_Instructions to follow_. Write the entries out again exactly as they stand, but without the pictures.

━━━ Record set

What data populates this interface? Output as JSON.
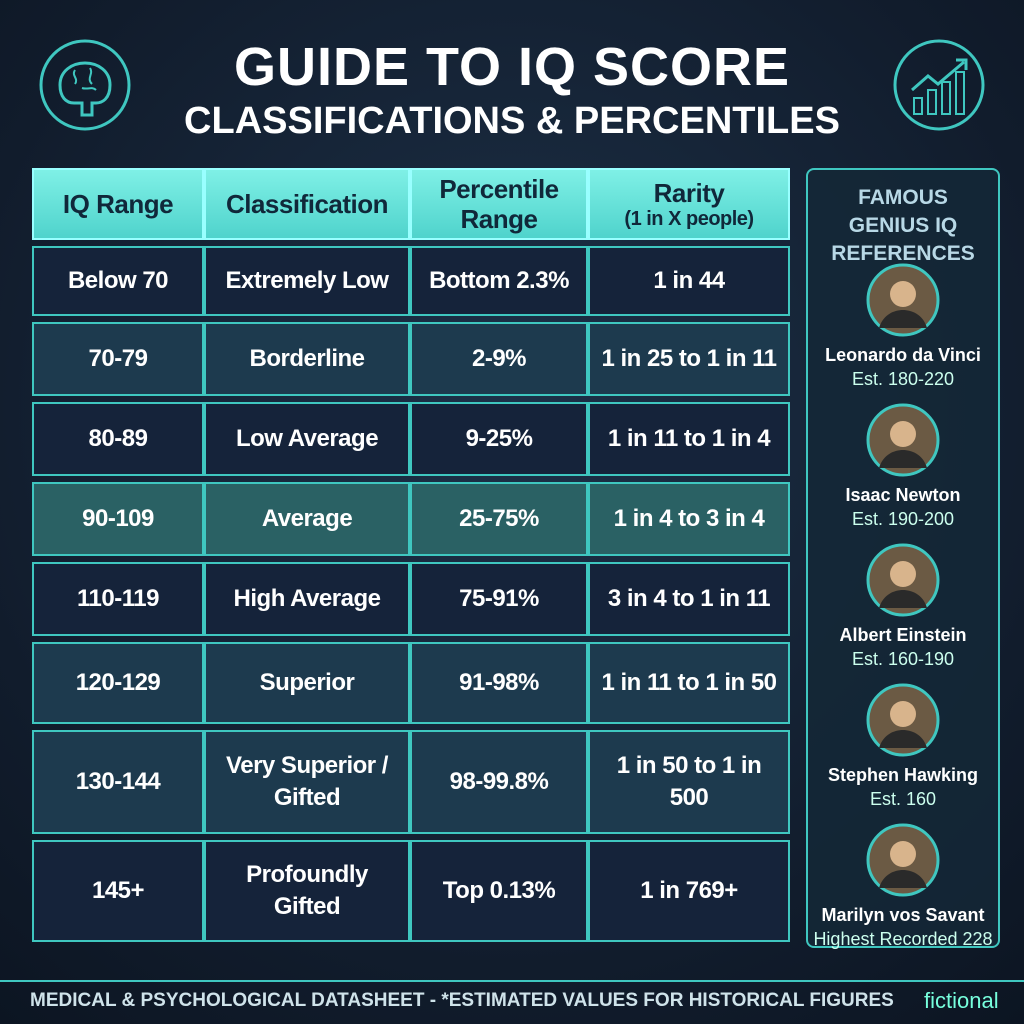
{
  "header": {
    "title": "GUIDE TO IQ SCORE",
    "subtitle": "CLASSIFICATIONS & PERCENTILES"
  },
  "table": {
    "headers": [
      "IQ Range",
      "Classification",
      "Percentile Range",
      {
        "label": "Rarity",
        "note": "(1 in X people)"
      }
    ],
    "rows": [
      [
        "Below 70",
        "Extremely Low",
        "Bottom 2.3%",
        "1 in 44"
      ],
      [
        "70-79",
        "Borderline",
        "2-9%",
        "1 in 25 to 1 in 11"
      ],
      [
        "80-89",
        "Low Average",
        "9-25%",
        "1 in 11 to 1 in 4"
      ],
      [
        "90-109",
        "Average",
        "25-75%",
        "1 in 4 to 3 in 4"
      ],
      [
        "110-119",
        "High Average",
        "75-91%",
        "3 in 4 to 1 in 11"
      ],
      [
        "120-129",
        "Superior",
        "91-98%",
        "1 in 11 to 1 in 50"
      ],
      [
        "130-144",
        "Very Superior / Gifted",
        "98-99.8%",
        "1 in 50 to 1 in 500"
      ],
      [
        "145+",
        "Profoundly Gifted",
        "Top 0.13%",
        "1 in 769+"
      ]
    ]
  },
  "sidebar": {
    "title": "FAMOUS GENIUS IQ REFERENCES",
    "people": [
      {
        "name": "Leonardo da Vinci",
        "estimate": "Est. 180-220"
      },
      {
        "name": "Isaac Newton",
        "estimate": "Est. 190-200"
      },
      {
        "name": "Albert Einstein",
        "estimate": "Est. 160-190"
      },
      {
        "name": "Stephen Hawking",
        "estimate": "Est. 160"
      },
      {
        "name": "Marilyn vos Savant",
        "estimate": "Highest Recorded 228"
      }
    ]
  },
  "footer": {
    "text": "MEDICAL & PSYCHOLOGICAL DATASHEET - *ESTIMATED VALUES FOR HISTORICAL FIGURES",
    "brand": "fictional"
  }
}
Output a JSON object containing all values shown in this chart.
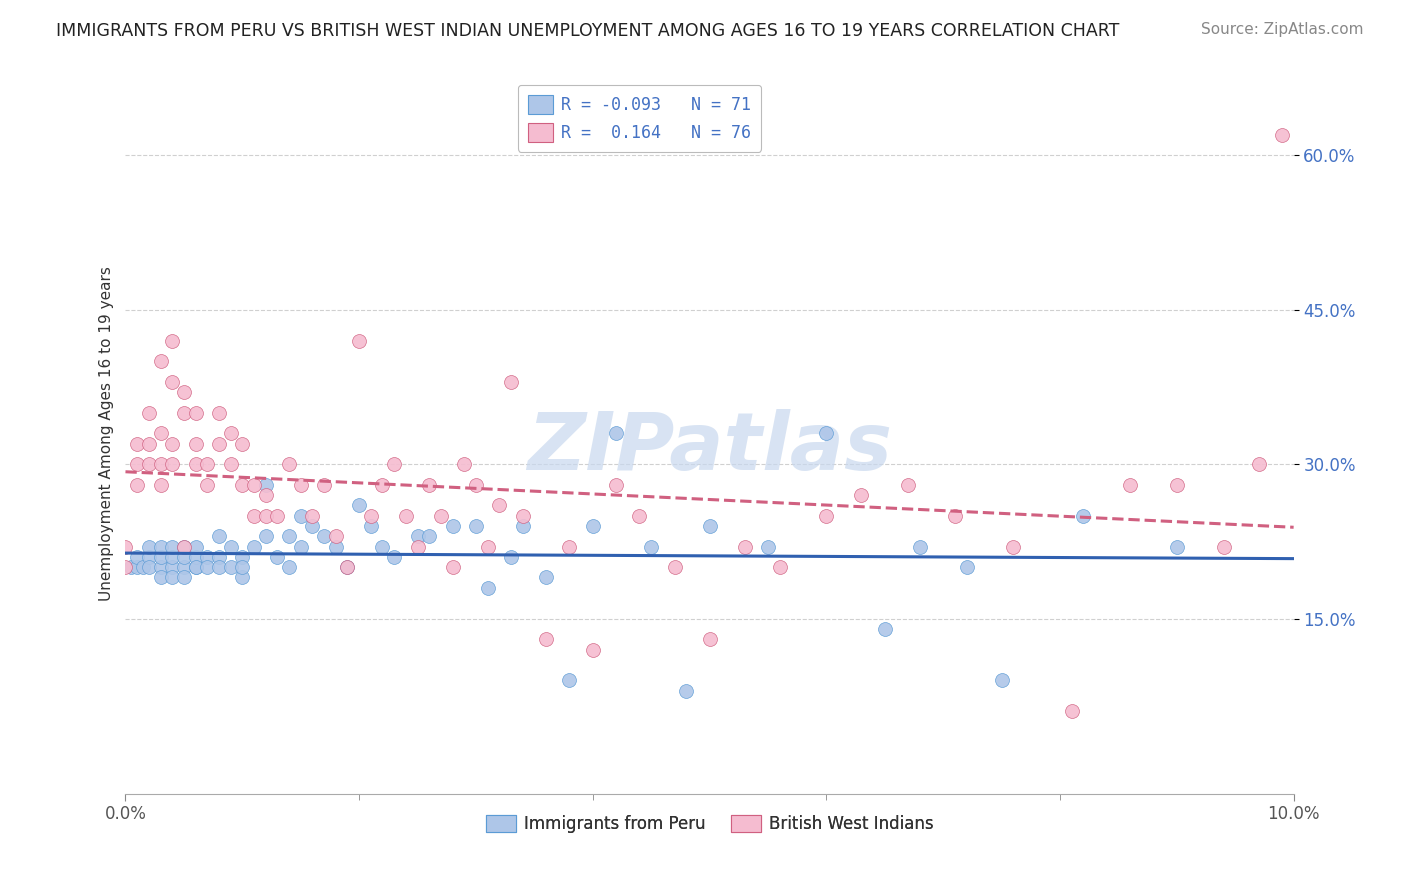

━━━━━━

_Written answer_.
What data populates this interface? Output as JSON.
{
  "header": {
    "title": "GUIDE TO IQ SCORE",
    "subtitle": "CLASSIFICATIONS & PERCENTILES"
  },
  "table": {
    "headers": [
      "IQ Range",
      "Classification",
      "Percentile Range",
      {
        "label": "Rarity",
        "note": "(1 in X people)"
      }
    ],
    "rows": [
      [
        "Below 70",
        "Extremely Low",
        "Bottom 2.3%",
        "1 in 44"
      ],
      [
        "70-79",
        "Borderline",
        "2-9%",
        "1 in 25 to 1 in 11"
      ],
      [
        "80-89",
        "Low Average",
        "9-25%",
        "1 in 11 to 1 in 4"
      ],
      [
        "90-109",
        "Average",
        "25-75%",
        "1 in 4 to 3 in 4"
      ],
      [
        "110-119",
        "High Average",
        "75-91%",
        "3 in 4 to 1 in 11"
      ],
      [
        "120-129",
        "Superior",
        "91-98%",
        "1 in 11 to 1 in 50"
      ],
      [
        "130-144",
        "Very Superior / Gifted",
        "98-99.8%",
        "1 in 50 to 1 in 500"
      ],
      [
        "145+",
        "Profoundly Gifted",
        "Top 0.13%",
        "1 in 769+"
      ]
    ]
  },
  "sidebar": {
    "title": "FAMOUS GENIUS IQ REFERENCES",
    "people": [
      {
        "name": "Leonardo da Vinci",
        "estimate": "Est. 180-220"
      },
      {
        "name": "Isaac Newton",
        "estimate": "Est. 190-200"
      },
      {
        "name": "Albert Einstein",
        "estimate": "Est. 160-190"
      },
      {
        "name": "Stephen Hawking",
        "estimate": "Est. 160"
      },
      {
        "name": "Marilyn vos Savant",
        "estimate": "Highest Recorded 228"
      }
    ]
  },
  "footer": {
    "text": "MEDICAL & PSYCHOLOGICAL DATASHEET - *ESTIMATED VALUES FOR HISTORICAL FIGURES",
    "brand": "fictional"
  }
}
Output a JSON object containing all values shown in this chart.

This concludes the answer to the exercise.